[Extracted data entries]
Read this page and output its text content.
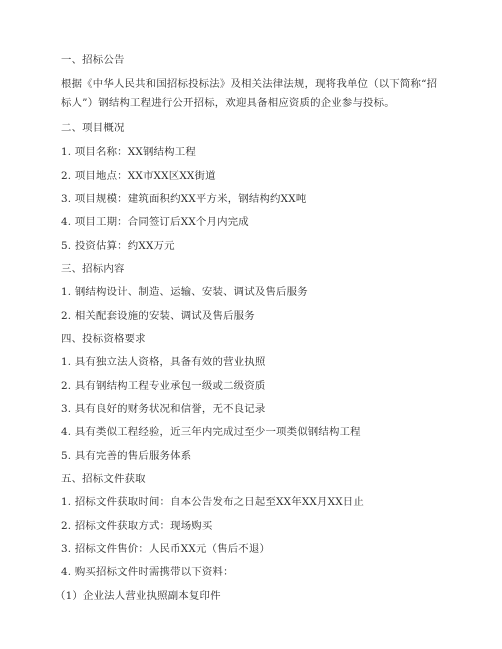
一、招标公告
根据《中华人民共和国招标投标法》及相关法律法规，现将我单位（以下简称“招标人”）钢结构工程进行公开招标，欢迎具备相应资质的企业参与投标。
二、项目概况
1. 项目名称：XX钢结构工程
2. 项目地点：XX市XX区XX街道
3. 项目规模：建筑面积约XX平方米，钢结构约XX吨
4. 项目工期：合同签订后XX个月内完成
5. 投资估算：约XX万元
三、招标内容
1. 钢结构设计、制造、运输、安装、调试及售后服务
2. 相关配套设施的安装、调试及售后服务
四、投标资格要求
1. 具有独立法人资格，具备有效的营业执照
2. 具有钢结构工程专业承包一级或二级资质
3. 具有良好的财务状况和信誉，无不良记录
4. 具有类似工程经验，近三年内完成过至少一项类似钢结构工程
5. 具有完善的售后服务体系
五、招标文件获取
1. 招标文件获取时间：自本公告发布之日起至XX年XX月XX日止
2. 招标文件获取方式：现场购买
3. 招标文件售价：人民币XX元（售后不退）
4. 购买招标文件时需携带以下资料：
（1）企业法人营业执照副本复印件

§ **SET EXERCISE**
Reproduce all of the data exactly, omitting each picture it holds.

§ **EXERCISE RESPONSE**
Read this page and output its text content.
一、招标公告
根据《中华人民共和国招标投标法》及相关法律法规，现将我单位（以下简称“招标人”）钢结构工程进行公开招标，欢迎具备相应资质的企业参与投标。
二、项目概况
1. 项目名称：XX钢结构工程
2. 项目地点：XX市XX区XX街道
3. 项目规模：建筑面积约XX平方米，钢结构约XX吨
4. 项目工期：合同签订后XX个月内完成
5. 投资估算：约XX万元
三、招标内容
1. 钢结构设计、制造、运输、安装、调试及售后服务
2. 相关配套设施的安装、调试及售后服务
四、投标资格要求
1. 具有独立法人资格，具备有效的营业执照
2. 具有钢结构工程专业承包一级或二级资质
3. 具有良好的财务状况和信誉，无不良记录
4. 具有类似工程经验，近三年内完成过至少一项类似钢结构工程
5. 具有完善的售后服务体系
五、招标文件获取
1. 招标文件获取时间：自本公告发布之日起至XX年XX月XX日止
2. 招标文件获取方式：现场购买
3. 招标文件售价：人民币XX元（售后不退）
4. 购买招标文件时需携带以下资料：
（1）企业法人营业执照副本复印件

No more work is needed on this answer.